◆ To be done
The listing must be reproduced in full, exactly as it stands.

═════ Supplied material

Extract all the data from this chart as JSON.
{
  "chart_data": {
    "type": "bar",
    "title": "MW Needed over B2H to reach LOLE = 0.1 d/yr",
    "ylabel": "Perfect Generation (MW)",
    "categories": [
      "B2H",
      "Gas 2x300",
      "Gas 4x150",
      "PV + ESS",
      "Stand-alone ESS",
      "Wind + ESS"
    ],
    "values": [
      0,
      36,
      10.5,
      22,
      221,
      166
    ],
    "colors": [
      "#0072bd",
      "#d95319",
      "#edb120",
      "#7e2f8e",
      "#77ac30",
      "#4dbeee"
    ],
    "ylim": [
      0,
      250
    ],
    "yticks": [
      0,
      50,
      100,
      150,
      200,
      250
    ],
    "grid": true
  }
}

══════════

◆ Problem solution
Extract all the data from this chart as JSON.
{
  "chart_data": {
    "type": "bar",
    "title": "MW Needed over B2H to reach LOLE = 0.1 d/yr",
    "ylabel": "Perfect Generation (MW)",
    "categories": [
      "B2H",
      "Gas 2x300",
      "Gas 4x150",
      "PV + ESS",
      "Stand-alone ESS",
      "Wind + ESS"
    ],
    "values": [
      0,
      36,
      10.5,
      22,
      221,
      166
    ],
    "colors": [
      "#0072bd",
      "#d95319",
      "#edb120",
      "#7e2f8e",
      "#77ac30",
      "#4dbeee"
    ],
    "ylim": [
      0,
      250
    ],
    "yticks": [
      0,
      50,
      100,
      150,
      200,
      250
    ],
    "grid": true
  }
}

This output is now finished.